Output the material below in full, exactly as it is.

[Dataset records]
------------------------------------------------------------------------
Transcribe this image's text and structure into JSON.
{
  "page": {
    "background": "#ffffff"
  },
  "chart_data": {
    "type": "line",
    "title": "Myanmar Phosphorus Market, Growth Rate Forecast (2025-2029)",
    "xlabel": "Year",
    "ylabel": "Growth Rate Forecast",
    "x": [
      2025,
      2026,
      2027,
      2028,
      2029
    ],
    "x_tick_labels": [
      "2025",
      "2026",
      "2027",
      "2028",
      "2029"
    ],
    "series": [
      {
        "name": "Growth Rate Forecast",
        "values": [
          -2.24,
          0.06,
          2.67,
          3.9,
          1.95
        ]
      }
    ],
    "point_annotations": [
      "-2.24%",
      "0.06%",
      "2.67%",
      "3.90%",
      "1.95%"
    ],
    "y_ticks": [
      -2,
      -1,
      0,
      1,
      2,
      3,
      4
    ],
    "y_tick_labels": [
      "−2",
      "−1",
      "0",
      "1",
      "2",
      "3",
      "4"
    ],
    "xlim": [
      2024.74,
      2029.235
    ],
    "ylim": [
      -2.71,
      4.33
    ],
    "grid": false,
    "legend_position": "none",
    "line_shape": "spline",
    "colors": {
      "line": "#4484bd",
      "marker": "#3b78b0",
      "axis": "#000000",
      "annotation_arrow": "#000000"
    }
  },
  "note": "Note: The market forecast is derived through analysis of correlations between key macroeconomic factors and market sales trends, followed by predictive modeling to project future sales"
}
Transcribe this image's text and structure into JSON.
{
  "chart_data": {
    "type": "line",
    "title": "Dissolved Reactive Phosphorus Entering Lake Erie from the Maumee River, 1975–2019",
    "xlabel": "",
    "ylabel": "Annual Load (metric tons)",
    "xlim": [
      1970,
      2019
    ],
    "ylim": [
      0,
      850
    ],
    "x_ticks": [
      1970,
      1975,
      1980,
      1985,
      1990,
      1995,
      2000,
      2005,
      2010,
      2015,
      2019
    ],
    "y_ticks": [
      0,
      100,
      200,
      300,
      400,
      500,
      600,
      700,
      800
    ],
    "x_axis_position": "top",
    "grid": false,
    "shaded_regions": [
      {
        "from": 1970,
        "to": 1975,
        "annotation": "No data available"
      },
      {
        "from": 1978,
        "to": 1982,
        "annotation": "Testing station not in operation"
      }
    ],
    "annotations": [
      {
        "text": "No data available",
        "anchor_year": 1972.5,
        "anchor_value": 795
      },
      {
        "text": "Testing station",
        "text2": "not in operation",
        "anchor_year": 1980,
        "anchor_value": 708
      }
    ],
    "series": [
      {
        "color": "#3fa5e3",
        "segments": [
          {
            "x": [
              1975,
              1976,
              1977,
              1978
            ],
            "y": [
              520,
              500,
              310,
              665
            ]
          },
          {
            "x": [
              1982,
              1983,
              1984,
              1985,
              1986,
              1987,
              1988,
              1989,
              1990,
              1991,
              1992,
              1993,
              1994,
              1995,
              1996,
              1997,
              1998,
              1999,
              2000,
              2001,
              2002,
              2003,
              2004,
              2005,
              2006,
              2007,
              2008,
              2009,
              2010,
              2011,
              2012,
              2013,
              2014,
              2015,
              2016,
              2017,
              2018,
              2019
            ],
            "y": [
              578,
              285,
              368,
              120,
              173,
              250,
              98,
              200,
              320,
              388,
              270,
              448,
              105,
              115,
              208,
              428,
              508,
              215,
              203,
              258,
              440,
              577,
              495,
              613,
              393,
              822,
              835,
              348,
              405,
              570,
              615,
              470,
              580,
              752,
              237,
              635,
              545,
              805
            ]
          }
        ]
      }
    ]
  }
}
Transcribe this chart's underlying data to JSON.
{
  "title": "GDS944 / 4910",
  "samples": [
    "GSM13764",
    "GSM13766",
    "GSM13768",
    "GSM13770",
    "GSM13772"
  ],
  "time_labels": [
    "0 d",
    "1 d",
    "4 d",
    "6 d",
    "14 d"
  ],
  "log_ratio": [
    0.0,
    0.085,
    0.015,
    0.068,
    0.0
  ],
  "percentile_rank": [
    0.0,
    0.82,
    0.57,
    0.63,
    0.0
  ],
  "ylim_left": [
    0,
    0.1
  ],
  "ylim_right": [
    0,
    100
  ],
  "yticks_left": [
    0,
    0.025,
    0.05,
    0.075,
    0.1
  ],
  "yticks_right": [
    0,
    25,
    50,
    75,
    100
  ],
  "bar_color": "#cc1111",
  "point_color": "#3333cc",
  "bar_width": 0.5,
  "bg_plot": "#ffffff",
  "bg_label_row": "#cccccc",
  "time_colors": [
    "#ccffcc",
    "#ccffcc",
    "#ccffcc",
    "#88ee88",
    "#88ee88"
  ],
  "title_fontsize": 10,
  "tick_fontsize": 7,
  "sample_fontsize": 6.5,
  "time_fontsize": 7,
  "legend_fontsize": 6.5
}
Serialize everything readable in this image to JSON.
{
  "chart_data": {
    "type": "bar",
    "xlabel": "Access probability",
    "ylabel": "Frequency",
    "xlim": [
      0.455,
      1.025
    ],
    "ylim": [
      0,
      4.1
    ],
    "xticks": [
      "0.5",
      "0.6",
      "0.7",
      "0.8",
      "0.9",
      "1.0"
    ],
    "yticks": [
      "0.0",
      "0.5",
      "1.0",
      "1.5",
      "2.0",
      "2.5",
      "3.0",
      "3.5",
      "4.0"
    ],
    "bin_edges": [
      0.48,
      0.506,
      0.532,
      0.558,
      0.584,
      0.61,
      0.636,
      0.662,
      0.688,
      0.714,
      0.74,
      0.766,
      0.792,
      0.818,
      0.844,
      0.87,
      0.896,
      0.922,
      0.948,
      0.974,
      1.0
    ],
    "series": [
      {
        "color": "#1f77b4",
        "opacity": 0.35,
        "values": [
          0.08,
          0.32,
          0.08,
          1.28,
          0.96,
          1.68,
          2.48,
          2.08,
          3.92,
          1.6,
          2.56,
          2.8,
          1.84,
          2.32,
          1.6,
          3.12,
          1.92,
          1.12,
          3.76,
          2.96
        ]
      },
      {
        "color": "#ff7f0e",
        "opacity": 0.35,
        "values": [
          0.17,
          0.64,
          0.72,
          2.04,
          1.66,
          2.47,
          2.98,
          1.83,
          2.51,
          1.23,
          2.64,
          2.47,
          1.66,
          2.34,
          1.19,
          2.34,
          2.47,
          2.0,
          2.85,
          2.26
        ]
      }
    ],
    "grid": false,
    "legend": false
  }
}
------------------------------------------------------------------------
**Reply to the task**
Transcribe this image's text and structure into JSON.
{
  "page": {
    "background": "#ffffff"
  },
  "chart_data": {
    "type": "line",
    "title": "Myanmar Phosphorus Market, Growth Rate Forecast (2025-2029)",
    "xlabel": "Year",
    "ylabel": "Growth Rate Forecast",
    "x": [
      2025,
      2026,
      2027,
      2028,
      2029
    ],
    "x_tick_labels": [
      "2025",
      "2026",
      "2027",
      "2028",
      "2029"
    ],
    "series": [
      {
        "name": "Growth Rate Forecast",
        "values": [
          -2.24,
          0.06,
          2.67,
          3.9,
          1.95
        ]
      }
    ],
    "point_annotations": [
      "-2.24%",
      "0.06%",
      "2.67%",
      "3.90%",
      "1.95%"
    ],
    "y_ticks": [
      -2,
      -1,
      0,
      1,
      2,
      3,
      4
    ],
    "y_tick_labels": [
      "−2",
      "−1",
      "0",
      "1",
      "2",
      "3",
      "4"
    ],
    "xlim": [
      2024.74,
      2029.235
    ],
    "ylim": [
      -2.71,
      4.33
    ],
    "grid": false,
    "legend_position": "none",
    "line_shape": "spline",
    "colors": {
      "line": "#4484bd",
      "marker": "#3b78b0",
      "axis": "#000000",
      "annotation_arrow": "#000000"
    }
  },
  "note": "Note: The market forecast is derived through analysis of correlations between key macroeconomic factors and market sales trends, followed by predictive modeling to project future sales"
}
Transcribe this image's text and structure into JSON.
{
  "chart_data": {
    "type": "line",
    "title": "Dissolved Reactive Phosphorus Entering Lake Erie from the Maumee River, 1975–2019",
    "xlabel": "",
    "ylabel": "Annual Load (metric tons)",
    "xlim": [
      1970,
      2019
    ],
    "ylim": [
      0,
      850
    ],
    "x_ticks": [
      1970,
      1975,
      1980,
      1985,
      1990,
      1995,
      2000,
      2005,
      2010,
      2015,
      2019
    ],
    "y_ticks": [
      0,
      100,
      200,
      300,
      400,
      500,
      600,
      700,
      800
    ],
    "x_axis_position": "top",
    "grid": false,
    "shaded_regions": [
      {
        "from": 1970,
        "to": 1975,
        "annotation": "No data available"
      },
      {
        "from": 1978,
        "to": 1982,
        "annotation": "Testing station not in operation"
      }
    ],
    "annotations": [
      {
        "text": "No data available",
        "anchor_year": 1972.5,
        "anchor_value": 795
      },
      {
        "text": "Testing station",
        "text2": "not in operation",
        "anchor_year": 1980,
        "anchor_value": 708
      }
    ],
    "series": [
      {
        "color": "#3fa5e3",
        "segments": [
          {
            "x": [
              1975,
              1976,
              1977,
              1978
            ],
            "y": [
              520,
              500,
              310,
              665
            ]
          },
          {
            "x": [
              1982,
              1983,
              1984,
              1985,
              1986,
              1987,
              1988,
              1989,
              1990,
              1991,
              1992,
              1993,
              1994,
              1995,
              1996,
              1997,
              1998,
              1999,
              2000,
              2001,
              2002,
              2003,
              2004,
              2005,
              2006,
              2007,
              2008,
              2009,
              2010,
              2011,
              2012,
              2013,
              2014,
              2015,
              2016,
              2017,
              2018,
              2019
            ],
            "y": [
              578,
              285,
              368,
              120,
              173,
              250,
              98,
              200,
              320,
              388,
              270,
              448,
              105,
              115,
              208,
              428,
              508,
              215,
              203,
              258,
              440,
              577,
              495,
              613,
              393,
              822,
              835,
              348,
              405,
              570,
              615,
              470,
              580,
              752,
              237,
              635,
              545,
              805
            ]
          }
        ]
      }
    ]
  }
}
Transcribe this chart's underlying data to JSON.
{
  "title": "GDS944 / 4910",
  "samples": [
    "GSM13764",
    "GSM13766",
    "GSM13768",
    "GSM13770",
    "GSM13772"
  ],
  "time_labels": [
    "0 d",
    "1 d",
    "4 d",
    "6 d",
    "14 d"
  ],
  "log_ratio": [
    0.0,
    0.085,
    0.015,
    0.068,
    0.0
  ],
  "percentile_rank": [
    0.0,
    0.82,
    0.57,
    0.63,
    0.0
  ],
  "ylim_left": [
    0,
    0.1
  ],
  "ylim_right": [
    0,
    100
  ],
  "yticks_left": [
    0,
    0.025,
    0.05,
    0.075,
    0.1
  ],
  "yticks_right": [
    0,
    25,
    50,
    75,
    100
  ],
  "bar_color": "#cc1111",
  "point_color": "#3333cc",
  "bar_width": 0.5,
  "bg_plot": "#ffffff",
  "bg_label_row": "#cccccc",
  "time_colors": [
    "#ccffcc",
    "#ccffcc",
    "#ccffcc",
    "#88ee88",
    "#88ee88"
  ],
  "title_fontsize": 10,
  "tick_fontsize": 7,
  "sample_fontsize": 6.5,
  "time_fontsize": 7,
  "legend_fontsize": 6.5
}
Serialize everything readable in this image to JSON.
{
  "chart_data": {
    "type": "bar",
    "xlabel": "Access probability",
    "ylabel": "Frequency",
    "xlim": [
      0.455,
      1.025
    ],
    "ylim": [
      0,
      4.1
    ],
    "xticks": [
      "0.5",
      "0.6",
      "0.7",
      "0.8",
      "0.9",
      "1.0"
    ],
    "yticks": [
      "0.0",
      "0.5",
      "1.0",
      "1.5",
      "2.0",
      "2.5",
      "3.0",
      "3.5",
      "4.0"
    ],
    "bin_edges": [
      0.48,
      0.506,
      0.532,
      0.558,
      0.584,
      0.61,
      0.636,
      0.662,
      0.688,
      0.714,
      0.74,
      0.766,
      0.792,
      0.818,
      0.844,
      0.87,
      0.896,
      0.922,
      0.948,
      0.974,
      1.0
    ],
    "series": [
      {
        "color": "#1f77b4",
        "opacity": 0.35,
        "values": [
          0.08,
          0.32,
          0.08,
          1.28,
          0.96,
          1.68,
          2.48,
          2.08,
          3.92,
          1.6,
          2.56,
          2.8,
          1.84,
          2.32,
          1.6,
          3.12,
          1.92,
          1.12,
          3.76,
          2.96
        ]
      },
      {
        "color": "#ff7f0e",
        "opacity": 0.35,
        "values": [
          0.17,
          0.64,
          0.72,
          2.04,
          1.66,
          2.47,
          2.98,
          1.83,
          2.51,
          1.23,
          2.64,
          2.47,
          1.66,
          2.34,
          1.19,
          2.34,
          2.47,
          2.0,
          2.85,
          2.26
        ]
      }
    ],
    "grid": false,
    "legend": false
  }
}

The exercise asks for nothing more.